Podany fragment:
● ● ●

Sałatka jarzynowa to podstawa na wielkanocnym stole. Obok jajek z chrzanem, żurku i pieczeni jest niemal zawsze. Ale przy całym tym świątecznym jedzeniu, które często jest tłuste i ciężkie, możesz mieć ochotę na coś lżejszego. Szczególnie jeśli wiesz, że potem czeka cię jeszcze sernik i mazurek. I tu właśnie pojawia się pytanie: co do sałatki jarzynowej zamiast majonezu, żeby nie zepsuć smaku, a jednocześnie odciążyć żołądek?

Jogurt grecki – czy da radę zastąpić majonez w sałatce jarzynowej?

Jogurt grecki to świetny zamiennik majonezu – przede wszystkim dlatego, że ma gęstą, kremową konsystencję, a jednocześnie o wiele mniej tłuszczu. W porównaniu do majonezu, który ma nawet 70-80% tłuszczu, jogurt grecki mieści się zwykle w granicach 5–10%. To spora różnica, szczególnie jeśli chcesz zjeść coś lżejszego, ale nie masz ochoty rezygnować z ulubionych dodatków.

● ● ●

Treść zadania 1: Przytocz dokładnie fragment tekstu o sałatce jarzynowej, od słów "Jogurt grecki to" do słów "z ulubionych dodatków." włącznie.

Wpisy pozycji elementów
● ● ●

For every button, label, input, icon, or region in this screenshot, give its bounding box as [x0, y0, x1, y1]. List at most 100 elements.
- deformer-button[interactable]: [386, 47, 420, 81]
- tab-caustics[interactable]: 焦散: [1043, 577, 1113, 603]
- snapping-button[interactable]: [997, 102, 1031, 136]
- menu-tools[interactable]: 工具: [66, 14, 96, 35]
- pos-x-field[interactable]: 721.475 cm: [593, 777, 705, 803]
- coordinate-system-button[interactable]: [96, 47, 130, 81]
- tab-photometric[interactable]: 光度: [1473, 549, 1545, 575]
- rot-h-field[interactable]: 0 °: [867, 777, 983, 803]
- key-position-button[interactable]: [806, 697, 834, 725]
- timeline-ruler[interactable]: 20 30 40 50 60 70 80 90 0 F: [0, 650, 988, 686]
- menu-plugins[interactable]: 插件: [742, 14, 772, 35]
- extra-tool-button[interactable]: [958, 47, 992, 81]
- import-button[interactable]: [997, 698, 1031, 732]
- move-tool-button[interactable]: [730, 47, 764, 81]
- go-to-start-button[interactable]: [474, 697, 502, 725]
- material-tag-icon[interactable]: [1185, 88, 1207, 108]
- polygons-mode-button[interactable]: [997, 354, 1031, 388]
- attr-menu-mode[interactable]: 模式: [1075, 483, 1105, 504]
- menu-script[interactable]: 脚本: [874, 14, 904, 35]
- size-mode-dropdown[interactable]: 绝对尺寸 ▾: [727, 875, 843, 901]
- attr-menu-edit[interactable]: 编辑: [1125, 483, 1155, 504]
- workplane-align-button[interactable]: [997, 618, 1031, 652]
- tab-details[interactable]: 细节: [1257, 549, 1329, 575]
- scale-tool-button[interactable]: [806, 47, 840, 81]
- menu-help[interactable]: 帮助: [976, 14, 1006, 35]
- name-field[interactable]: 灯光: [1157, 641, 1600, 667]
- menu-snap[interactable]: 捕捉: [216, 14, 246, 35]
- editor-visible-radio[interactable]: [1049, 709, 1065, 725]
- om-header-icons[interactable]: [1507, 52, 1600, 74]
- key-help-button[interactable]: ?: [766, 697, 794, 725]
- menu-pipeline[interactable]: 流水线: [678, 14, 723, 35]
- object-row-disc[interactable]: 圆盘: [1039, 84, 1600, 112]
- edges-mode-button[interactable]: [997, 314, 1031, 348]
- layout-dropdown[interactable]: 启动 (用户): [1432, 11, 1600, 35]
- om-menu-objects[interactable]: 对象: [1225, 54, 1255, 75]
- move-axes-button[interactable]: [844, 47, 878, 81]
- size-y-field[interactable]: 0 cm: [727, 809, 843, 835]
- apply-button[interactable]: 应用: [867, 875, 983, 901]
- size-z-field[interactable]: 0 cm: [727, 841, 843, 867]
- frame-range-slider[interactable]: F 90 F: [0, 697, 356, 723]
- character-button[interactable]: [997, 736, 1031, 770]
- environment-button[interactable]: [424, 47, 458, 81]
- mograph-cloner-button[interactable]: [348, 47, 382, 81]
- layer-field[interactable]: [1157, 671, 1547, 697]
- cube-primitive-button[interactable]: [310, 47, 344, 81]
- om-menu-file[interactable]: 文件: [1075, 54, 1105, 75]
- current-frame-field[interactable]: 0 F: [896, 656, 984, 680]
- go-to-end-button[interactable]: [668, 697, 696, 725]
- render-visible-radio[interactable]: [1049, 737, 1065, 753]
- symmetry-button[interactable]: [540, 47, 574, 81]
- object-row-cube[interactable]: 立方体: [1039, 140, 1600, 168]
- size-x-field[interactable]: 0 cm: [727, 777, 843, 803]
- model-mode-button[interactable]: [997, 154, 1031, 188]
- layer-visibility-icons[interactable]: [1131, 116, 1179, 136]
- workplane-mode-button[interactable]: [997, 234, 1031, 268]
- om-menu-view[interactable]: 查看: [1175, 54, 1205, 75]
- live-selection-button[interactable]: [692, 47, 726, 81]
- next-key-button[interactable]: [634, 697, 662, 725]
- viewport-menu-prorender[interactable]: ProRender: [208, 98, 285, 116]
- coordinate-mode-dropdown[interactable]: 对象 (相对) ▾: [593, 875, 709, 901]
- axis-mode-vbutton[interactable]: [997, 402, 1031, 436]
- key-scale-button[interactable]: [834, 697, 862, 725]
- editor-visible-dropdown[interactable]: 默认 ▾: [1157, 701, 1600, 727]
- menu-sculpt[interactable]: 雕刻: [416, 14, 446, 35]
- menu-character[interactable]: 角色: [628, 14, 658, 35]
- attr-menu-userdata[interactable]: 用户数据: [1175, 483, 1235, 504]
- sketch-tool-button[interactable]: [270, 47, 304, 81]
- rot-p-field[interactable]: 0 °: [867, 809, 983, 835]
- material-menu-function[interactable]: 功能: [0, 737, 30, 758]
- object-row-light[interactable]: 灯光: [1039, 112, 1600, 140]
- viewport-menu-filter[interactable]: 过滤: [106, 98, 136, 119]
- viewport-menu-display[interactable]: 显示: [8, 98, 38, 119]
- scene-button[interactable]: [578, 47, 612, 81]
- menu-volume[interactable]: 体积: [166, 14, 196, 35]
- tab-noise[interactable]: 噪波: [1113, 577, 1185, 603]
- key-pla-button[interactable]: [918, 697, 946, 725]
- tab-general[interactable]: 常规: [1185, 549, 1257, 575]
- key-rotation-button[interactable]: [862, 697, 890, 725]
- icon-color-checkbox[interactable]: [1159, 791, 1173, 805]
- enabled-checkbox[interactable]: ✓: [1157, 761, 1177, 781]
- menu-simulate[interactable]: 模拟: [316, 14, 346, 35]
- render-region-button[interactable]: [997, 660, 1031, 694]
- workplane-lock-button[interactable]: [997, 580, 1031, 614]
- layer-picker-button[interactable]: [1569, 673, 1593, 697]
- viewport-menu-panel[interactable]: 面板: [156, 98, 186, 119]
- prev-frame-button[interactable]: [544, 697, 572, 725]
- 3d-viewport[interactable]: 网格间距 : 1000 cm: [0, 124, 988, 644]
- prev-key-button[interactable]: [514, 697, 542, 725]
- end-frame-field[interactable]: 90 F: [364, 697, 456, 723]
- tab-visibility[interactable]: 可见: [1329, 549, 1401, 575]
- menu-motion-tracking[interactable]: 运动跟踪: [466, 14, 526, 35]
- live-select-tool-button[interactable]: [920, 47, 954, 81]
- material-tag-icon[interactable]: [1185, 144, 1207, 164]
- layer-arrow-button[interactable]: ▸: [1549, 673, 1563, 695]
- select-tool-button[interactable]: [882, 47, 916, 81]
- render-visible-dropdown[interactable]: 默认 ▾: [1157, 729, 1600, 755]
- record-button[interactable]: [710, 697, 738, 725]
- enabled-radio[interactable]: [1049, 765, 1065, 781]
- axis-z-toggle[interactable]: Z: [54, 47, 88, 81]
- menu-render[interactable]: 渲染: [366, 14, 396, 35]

● ● ●

Treść zadania 2: Przepisz wiersze danych od pierwszego wiersza do wiersza zawierającego "- key-position-button[interactable]: [806, 697, 834, 725]" włącznie, zamieniając "at most 100 elements" na "no more than 100 elements" i nie zmieniając niczego poza tym. Podaj wyłącznie te wiersze.

Poprawny wynik 1:
Jogurt grecki to świetny zamiennik majonezu – przede wszystkim dlatego, że ma gęstą, kremową konsystencję, a jednocześnie o wiele mniej tłuszczu. W porównaniu do majonezu, który ma nawet 70-80% tłuszczu, jogurt grecki mieści się zwykle w granicach 5–10%. To spora różnica, szczególnie jeśli chcesz zjeść coś lżejszego, ale nie masz ochoty rezygnować z ulubionych dodatków.

Poprawny wynik 2:
For every button, label, input, icon, or region in this screenshot, give its bounding box as [x0, y0, x1, y1]. List no more than 100 elements.
- deformer-button[interactable]: [386, 47, 420, 81]
- tab-caustics[interactable]: 焦散: [1043, 577, 1113, 603]
- snapping-button[interactable]: [997, 102, 1031, 136]
- menu-tools[interactable]: 工具: [66, 14, 96, 35]
- pos-x-field[interactable]: 721.475 cm: [593, 777, 705, 803]
- coordinate-system-button[interactable]: [96, 47, 130, 81]
- tab-photometric[interactable]: 光度: [1473, 549, 1545, 575]
- rot-h-field[interactable]: 0 °: [867, 777, 983, 803]
- key-position-button[interactable]: [806, 697, 834, 725]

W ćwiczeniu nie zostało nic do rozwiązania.